> [THE TASK]: Your task is to filter the data below down to the lines holding "Platform".

> [ENTRIES]:
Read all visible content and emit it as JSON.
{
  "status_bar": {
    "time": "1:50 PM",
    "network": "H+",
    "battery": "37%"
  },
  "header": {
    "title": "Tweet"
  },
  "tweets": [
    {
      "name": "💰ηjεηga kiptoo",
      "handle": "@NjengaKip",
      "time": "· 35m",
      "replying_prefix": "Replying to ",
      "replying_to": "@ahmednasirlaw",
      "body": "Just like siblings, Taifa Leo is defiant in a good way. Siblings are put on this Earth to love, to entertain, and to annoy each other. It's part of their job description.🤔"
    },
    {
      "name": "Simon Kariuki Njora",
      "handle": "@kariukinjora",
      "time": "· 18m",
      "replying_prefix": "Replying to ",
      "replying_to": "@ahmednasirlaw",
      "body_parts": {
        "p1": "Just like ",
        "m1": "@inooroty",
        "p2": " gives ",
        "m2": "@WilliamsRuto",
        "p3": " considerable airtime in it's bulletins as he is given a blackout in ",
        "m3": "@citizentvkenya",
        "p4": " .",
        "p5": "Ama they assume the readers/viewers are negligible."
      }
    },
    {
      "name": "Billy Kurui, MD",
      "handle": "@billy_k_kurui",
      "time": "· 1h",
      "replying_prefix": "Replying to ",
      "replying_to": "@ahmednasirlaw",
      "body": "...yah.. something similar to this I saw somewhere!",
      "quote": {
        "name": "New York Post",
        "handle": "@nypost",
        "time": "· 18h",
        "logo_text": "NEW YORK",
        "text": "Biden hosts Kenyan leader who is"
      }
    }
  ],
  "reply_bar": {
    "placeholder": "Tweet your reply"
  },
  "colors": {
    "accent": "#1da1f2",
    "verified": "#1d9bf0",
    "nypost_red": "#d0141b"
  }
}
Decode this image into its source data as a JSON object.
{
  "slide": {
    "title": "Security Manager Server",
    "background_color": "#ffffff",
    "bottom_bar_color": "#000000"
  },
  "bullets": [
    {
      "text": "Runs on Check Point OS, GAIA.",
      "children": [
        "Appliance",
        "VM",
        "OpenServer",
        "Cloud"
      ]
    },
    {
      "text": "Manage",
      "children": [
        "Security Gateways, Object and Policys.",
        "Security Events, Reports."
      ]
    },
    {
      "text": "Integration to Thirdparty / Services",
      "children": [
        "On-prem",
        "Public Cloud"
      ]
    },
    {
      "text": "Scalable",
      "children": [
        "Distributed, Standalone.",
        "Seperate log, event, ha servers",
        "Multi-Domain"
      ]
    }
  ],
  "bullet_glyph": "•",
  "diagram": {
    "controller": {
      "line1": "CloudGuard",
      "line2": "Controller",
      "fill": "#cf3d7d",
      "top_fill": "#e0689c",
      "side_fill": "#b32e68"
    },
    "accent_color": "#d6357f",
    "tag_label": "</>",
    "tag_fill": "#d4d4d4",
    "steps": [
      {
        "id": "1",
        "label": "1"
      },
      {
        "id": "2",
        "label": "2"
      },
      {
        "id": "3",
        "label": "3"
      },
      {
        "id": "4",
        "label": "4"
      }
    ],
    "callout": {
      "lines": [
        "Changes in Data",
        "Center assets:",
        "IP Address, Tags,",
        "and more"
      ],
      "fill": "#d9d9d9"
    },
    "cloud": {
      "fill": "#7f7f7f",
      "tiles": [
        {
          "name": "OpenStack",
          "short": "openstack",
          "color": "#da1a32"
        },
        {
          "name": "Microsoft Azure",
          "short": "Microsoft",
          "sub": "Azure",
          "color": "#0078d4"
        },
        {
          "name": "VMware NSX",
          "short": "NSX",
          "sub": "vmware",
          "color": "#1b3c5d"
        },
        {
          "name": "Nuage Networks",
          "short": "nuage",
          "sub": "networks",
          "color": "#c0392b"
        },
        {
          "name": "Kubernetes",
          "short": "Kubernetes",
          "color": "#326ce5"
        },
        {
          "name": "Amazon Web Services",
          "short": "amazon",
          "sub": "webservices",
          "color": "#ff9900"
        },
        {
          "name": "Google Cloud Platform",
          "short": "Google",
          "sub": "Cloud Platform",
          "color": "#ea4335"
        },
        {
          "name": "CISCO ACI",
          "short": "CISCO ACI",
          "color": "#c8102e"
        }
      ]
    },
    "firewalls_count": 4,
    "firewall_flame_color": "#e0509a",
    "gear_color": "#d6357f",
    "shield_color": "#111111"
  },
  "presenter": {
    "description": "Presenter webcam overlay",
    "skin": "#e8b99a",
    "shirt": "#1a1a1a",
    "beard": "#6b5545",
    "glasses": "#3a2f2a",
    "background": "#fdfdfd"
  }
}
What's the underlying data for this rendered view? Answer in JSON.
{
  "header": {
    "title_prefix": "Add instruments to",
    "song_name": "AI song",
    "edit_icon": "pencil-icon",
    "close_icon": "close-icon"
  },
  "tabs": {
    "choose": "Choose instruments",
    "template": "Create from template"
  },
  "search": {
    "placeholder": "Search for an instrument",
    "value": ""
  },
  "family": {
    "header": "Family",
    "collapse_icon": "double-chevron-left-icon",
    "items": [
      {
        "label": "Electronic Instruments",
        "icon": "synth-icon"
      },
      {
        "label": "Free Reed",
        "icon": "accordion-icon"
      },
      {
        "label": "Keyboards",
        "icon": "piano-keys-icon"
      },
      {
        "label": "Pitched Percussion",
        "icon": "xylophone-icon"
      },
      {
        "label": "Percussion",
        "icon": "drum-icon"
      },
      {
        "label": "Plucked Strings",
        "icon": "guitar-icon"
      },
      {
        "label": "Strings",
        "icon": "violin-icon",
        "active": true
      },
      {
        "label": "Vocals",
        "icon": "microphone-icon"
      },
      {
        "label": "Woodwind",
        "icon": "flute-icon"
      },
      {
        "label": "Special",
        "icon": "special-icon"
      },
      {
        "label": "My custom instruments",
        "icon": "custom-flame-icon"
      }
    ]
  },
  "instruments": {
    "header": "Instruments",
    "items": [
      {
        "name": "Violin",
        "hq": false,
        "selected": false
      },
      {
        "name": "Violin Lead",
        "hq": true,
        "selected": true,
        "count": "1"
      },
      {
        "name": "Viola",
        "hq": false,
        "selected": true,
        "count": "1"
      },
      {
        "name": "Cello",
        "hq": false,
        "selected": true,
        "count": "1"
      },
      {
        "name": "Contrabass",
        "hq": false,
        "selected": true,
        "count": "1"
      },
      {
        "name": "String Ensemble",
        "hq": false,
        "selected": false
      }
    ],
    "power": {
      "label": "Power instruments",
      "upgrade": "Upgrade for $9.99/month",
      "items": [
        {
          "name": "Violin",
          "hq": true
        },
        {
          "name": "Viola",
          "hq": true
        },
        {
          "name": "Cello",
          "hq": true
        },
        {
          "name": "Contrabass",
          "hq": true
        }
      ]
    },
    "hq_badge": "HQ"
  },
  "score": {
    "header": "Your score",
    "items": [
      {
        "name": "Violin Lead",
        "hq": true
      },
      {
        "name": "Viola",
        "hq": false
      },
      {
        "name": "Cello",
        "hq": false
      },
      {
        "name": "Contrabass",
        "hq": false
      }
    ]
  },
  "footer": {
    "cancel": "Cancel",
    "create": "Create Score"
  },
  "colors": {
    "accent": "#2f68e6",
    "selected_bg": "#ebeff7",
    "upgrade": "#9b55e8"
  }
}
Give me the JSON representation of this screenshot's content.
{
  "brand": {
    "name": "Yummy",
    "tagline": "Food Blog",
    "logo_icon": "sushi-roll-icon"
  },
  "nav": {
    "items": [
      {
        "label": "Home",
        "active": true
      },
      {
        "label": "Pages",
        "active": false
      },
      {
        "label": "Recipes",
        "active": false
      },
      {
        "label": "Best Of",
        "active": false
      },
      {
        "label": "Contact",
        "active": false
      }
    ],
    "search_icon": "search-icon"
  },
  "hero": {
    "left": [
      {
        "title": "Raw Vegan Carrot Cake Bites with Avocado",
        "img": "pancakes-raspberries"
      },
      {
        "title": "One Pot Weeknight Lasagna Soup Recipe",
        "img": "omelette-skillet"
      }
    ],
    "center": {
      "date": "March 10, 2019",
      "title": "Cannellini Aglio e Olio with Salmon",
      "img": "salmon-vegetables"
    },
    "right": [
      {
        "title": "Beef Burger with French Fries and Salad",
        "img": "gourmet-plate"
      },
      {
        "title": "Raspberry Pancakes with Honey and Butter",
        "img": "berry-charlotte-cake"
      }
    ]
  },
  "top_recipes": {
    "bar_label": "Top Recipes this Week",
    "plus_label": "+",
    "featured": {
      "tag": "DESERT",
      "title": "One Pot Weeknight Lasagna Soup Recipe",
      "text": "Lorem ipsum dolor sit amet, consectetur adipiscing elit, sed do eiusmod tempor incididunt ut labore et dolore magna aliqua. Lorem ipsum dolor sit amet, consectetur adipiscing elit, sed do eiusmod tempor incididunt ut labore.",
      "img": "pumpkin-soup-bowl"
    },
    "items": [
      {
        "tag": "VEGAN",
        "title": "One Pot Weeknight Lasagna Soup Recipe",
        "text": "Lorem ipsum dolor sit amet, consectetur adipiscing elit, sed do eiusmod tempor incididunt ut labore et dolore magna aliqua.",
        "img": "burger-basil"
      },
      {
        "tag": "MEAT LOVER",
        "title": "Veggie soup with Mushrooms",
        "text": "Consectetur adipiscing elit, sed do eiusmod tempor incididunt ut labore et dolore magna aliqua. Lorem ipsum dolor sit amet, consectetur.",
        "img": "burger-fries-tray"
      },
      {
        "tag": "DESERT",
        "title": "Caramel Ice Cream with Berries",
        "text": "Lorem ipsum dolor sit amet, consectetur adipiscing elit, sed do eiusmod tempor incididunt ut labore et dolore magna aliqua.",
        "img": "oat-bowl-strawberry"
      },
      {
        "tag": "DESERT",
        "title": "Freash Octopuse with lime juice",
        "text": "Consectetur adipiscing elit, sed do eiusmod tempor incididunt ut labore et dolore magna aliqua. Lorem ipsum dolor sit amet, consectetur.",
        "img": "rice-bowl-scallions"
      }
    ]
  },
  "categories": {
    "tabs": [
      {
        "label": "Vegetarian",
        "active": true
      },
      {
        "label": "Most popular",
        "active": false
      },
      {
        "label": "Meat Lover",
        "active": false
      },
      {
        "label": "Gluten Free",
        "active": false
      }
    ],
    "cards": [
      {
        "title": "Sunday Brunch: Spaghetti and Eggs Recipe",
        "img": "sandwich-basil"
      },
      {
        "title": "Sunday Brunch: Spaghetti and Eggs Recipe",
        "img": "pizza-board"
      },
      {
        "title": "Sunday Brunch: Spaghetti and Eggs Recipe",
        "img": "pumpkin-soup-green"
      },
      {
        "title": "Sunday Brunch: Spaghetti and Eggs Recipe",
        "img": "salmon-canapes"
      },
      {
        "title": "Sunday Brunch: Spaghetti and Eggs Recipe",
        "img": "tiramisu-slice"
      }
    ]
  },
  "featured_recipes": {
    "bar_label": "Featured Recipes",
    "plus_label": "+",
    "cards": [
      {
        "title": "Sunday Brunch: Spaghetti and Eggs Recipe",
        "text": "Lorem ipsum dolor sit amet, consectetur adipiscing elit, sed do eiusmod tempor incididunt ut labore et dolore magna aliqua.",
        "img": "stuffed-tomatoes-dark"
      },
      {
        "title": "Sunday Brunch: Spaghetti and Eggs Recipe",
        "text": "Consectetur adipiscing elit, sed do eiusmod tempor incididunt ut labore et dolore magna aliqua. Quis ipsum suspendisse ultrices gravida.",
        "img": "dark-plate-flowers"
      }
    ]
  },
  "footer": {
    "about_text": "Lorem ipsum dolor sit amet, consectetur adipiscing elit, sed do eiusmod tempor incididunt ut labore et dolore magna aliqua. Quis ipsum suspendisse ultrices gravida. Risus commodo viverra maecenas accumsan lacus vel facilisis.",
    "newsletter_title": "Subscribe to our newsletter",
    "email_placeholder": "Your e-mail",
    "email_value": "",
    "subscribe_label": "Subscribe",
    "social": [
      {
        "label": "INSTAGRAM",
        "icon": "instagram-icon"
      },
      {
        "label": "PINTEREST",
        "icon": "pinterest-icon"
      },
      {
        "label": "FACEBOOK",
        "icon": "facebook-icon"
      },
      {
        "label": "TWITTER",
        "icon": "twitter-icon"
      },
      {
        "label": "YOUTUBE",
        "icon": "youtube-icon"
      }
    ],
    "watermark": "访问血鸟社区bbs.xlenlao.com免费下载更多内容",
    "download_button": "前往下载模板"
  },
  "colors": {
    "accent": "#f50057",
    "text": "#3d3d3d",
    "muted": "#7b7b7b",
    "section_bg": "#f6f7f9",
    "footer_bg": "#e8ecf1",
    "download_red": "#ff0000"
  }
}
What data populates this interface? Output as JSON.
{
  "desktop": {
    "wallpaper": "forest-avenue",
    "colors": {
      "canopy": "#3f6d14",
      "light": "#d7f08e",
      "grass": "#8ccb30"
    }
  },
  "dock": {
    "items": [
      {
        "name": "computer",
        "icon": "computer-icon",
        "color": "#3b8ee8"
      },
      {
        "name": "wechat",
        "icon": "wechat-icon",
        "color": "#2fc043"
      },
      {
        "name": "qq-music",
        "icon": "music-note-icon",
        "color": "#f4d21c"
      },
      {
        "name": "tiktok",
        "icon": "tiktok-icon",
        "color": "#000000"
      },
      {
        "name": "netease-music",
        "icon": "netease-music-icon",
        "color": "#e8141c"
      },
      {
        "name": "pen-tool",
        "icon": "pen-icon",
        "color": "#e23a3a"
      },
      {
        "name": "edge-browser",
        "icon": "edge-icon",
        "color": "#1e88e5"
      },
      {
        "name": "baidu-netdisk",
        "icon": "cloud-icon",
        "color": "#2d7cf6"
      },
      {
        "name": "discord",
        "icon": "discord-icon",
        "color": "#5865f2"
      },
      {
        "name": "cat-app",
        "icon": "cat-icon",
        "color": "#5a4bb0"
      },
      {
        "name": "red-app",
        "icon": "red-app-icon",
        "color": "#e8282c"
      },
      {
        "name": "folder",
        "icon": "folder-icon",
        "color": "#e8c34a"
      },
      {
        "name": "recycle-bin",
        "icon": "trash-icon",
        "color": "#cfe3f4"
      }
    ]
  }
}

> [THE ANSWER]:
          "name": "Google Cloud Platform",
          "sub": "Cloud Platform",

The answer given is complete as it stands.